▸ **Requirement**
Take every line from the listing below that contains "screenshot".

++++ The records ++++

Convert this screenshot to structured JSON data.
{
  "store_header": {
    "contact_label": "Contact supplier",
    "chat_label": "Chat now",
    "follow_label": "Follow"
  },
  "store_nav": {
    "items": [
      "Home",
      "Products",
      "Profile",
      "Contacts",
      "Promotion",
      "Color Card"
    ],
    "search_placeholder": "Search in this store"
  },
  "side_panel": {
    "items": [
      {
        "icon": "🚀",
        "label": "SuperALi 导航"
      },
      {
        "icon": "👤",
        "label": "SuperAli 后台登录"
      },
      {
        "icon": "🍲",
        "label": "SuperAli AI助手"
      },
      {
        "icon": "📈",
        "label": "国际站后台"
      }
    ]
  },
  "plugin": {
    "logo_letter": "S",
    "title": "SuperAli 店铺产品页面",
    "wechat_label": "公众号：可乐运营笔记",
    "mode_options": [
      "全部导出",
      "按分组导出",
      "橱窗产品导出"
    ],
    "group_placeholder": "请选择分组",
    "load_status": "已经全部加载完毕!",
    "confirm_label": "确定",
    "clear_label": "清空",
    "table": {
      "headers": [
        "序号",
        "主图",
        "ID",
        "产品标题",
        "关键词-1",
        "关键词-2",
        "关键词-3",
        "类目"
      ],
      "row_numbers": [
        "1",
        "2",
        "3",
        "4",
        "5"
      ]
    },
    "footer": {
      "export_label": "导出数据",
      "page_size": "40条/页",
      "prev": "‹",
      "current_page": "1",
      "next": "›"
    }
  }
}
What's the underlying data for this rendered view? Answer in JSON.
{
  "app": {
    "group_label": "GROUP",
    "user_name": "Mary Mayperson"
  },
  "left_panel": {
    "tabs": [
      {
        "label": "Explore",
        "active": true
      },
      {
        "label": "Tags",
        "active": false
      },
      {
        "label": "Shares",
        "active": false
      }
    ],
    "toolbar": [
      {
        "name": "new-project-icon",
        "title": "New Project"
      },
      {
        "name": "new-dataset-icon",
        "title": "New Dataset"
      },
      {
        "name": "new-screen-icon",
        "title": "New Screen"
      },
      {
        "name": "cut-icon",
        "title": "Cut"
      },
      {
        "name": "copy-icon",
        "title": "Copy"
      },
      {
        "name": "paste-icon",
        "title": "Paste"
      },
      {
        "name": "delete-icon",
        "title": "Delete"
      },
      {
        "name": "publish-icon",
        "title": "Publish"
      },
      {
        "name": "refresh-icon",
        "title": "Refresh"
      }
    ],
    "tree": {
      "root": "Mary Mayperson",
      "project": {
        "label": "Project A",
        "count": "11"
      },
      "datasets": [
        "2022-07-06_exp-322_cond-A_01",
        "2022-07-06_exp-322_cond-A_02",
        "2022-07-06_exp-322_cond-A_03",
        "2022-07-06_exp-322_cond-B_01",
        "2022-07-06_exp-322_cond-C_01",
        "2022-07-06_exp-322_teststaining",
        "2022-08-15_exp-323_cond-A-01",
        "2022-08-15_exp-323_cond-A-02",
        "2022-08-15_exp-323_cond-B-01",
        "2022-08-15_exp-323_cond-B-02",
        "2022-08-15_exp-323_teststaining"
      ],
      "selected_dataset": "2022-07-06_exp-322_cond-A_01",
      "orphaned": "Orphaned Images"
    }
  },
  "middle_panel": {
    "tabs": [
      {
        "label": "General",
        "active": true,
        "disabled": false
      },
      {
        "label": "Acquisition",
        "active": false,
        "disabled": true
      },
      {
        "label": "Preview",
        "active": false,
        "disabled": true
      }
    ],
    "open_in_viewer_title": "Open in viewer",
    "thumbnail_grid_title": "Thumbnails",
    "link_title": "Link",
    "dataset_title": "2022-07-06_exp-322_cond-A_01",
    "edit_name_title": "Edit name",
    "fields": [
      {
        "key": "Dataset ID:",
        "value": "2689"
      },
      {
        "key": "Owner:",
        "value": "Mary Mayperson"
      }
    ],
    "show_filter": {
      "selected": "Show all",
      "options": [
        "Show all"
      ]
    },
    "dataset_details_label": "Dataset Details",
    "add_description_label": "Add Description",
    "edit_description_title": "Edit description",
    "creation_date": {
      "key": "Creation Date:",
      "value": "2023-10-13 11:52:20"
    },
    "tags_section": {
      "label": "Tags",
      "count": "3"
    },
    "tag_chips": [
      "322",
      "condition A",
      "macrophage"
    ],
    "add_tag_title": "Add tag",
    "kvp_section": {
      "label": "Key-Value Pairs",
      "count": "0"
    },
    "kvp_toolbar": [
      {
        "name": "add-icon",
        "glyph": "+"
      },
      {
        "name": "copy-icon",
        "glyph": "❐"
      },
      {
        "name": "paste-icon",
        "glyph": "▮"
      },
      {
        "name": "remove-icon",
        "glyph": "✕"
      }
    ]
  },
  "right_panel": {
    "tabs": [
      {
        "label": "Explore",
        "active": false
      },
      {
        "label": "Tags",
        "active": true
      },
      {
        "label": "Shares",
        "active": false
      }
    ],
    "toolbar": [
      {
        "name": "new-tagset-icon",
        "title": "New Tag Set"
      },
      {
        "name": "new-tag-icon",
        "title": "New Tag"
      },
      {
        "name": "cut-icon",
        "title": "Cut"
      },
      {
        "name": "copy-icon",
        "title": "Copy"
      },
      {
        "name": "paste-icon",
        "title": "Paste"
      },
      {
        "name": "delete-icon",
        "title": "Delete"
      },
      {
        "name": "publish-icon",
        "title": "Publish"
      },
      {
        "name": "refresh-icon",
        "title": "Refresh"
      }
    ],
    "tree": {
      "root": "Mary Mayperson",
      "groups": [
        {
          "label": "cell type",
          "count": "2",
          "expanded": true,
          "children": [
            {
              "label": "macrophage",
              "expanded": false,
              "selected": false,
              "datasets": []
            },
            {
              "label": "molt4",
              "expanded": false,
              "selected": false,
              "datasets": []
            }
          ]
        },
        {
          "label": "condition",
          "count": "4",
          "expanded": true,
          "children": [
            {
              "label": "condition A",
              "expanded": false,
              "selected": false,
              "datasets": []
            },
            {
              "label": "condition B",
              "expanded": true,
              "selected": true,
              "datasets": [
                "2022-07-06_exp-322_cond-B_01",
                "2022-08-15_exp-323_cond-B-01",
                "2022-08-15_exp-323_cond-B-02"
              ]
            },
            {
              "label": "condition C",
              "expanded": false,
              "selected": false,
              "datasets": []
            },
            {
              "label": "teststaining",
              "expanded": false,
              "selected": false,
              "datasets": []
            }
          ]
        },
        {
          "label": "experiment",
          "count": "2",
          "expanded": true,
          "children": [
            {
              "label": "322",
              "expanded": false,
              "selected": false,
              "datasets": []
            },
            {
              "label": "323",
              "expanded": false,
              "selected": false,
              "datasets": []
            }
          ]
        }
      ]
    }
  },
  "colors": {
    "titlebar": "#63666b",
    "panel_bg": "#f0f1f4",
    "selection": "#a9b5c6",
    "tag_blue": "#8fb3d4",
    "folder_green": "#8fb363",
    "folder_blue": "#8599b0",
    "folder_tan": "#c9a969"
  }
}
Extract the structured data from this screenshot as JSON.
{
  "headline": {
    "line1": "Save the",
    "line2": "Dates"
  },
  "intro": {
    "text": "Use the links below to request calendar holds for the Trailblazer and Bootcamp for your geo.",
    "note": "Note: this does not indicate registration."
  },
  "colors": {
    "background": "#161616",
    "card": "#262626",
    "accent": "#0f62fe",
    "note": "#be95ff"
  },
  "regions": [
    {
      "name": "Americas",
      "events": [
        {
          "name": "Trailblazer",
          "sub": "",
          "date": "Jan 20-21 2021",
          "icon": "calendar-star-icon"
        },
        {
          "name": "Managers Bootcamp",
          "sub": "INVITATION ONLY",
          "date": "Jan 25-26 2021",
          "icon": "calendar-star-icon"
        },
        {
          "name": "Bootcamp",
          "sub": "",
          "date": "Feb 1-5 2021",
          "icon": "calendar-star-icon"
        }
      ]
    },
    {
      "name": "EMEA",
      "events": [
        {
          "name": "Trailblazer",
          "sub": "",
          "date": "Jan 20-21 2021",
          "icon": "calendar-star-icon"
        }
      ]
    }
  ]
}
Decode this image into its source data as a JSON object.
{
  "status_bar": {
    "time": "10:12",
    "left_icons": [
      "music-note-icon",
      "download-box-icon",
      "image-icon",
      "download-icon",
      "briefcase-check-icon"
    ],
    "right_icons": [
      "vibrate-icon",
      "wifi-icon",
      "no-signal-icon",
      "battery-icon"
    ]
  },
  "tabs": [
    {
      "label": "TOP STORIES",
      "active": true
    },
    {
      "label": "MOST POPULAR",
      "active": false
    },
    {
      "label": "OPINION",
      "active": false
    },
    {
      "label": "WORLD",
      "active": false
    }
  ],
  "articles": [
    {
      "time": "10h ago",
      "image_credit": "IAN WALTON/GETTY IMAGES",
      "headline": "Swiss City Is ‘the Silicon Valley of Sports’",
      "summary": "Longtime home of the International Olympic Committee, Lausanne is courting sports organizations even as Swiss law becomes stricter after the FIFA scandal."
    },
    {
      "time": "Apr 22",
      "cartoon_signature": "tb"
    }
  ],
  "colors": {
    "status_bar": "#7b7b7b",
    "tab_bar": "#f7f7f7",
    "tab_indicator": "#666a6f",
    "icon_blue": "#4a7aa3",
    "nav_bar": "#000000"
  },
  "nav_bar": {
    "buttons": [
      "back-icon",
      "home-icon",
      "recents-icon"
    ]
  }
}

++++

▸ **Task response**
Convert this screenshot to structured JSON data.
Extract the structured data from this screenshot as JSON.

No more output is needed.